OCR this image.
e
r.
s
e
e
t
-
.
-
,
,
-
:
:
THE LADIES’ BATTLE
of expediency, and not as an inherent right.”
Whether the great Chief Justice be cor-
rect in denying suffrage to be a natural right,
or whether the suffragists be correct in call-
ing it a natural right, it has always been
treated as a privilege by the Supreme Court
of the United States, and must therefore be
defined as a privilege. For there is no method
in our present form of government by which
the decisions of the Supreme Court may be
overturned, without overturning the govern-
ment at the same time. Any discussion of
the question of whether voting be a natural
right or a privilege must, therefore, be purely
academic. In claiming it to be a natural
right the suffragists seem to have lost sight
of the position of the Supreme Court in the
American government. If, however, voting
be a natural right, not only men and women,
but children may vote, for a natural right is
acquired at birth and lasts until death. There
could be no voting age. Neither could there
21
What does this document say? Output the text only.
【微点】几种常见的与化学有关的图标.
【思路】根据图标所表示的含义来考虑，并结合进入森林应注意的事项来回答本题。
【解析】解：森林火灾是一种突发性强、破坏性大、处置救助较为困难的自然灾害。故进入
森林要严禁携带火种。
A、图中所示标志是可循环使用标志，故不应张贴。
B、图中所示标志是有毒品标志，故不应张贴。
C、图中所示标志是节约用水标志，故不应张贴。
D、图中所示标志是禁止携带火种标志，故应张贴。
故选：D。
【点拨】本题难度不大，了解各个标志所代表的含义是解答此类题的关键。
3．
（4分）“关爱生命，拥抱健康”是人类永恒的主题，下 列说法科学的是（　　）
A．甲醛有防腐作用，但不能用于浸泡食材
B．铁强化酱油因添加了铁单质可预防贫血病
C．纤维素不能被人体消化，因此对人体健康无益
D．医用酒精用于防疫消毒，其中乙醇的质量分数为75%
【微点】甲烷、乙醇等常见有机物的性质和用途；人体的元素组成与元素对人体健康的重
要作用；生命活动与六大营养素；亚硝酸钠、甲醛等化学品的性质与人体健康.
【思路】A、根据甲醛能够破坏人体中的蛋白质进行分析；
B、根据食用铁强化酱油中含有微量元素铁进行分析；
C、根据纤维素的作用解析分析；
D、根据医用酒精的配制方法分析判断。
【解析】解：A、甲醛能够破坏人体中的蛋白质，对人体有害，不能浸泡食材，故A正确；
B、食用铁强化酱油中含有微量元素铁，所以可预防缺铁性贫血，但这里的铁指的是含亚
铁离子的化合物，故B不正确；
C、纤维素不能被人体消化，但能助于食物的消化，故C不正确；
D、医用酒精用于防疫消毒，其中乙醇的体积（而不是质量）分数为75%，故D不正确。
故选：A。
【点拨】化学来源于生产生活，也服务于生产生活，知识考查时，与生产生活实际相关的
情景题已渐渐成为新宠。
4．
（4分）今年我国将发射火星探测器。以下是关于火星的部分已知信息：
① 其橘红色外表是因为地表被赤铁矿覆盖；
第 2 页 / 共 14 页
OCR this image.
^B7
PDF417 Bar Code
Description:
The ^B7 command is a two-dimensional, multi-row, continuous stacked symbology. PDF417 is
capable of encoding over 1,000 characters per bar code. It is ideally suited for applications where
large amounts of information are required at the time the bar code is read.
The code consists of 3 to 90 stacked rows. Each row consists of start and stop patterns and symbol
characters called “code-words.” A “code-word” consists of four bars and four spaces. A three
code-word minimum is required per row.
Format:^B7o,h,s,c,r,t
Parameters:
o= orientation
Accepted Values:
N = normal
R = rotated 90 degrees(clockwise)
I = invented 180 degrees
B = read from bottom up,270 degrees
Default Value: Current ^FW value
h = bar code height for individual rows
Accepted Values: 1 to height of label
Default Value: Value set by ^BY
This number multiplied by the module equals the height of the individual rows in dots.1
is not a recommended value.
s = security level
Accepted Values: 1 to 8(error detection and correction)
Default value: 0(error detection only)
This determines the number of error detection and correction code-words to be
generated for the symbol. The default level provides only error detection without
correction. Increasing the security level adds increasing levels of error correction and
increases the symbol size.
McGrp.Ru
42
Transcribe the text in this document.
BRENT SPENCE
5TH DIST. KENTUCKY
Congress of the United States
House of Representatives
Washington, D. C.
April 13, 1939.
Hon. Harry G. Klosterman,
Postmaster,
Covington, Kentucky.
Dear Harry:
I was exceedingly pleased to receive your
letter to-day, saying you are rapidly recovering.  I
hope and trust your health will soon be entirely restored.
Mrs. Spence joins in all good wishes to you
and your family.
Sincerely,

--------------------------------------------------

**To be done**
All lines above containing the string "suffragists" are to be collected.

**Solved problem**
or whether the suffragists be correct in call-
right the suffragists seem to have lost sight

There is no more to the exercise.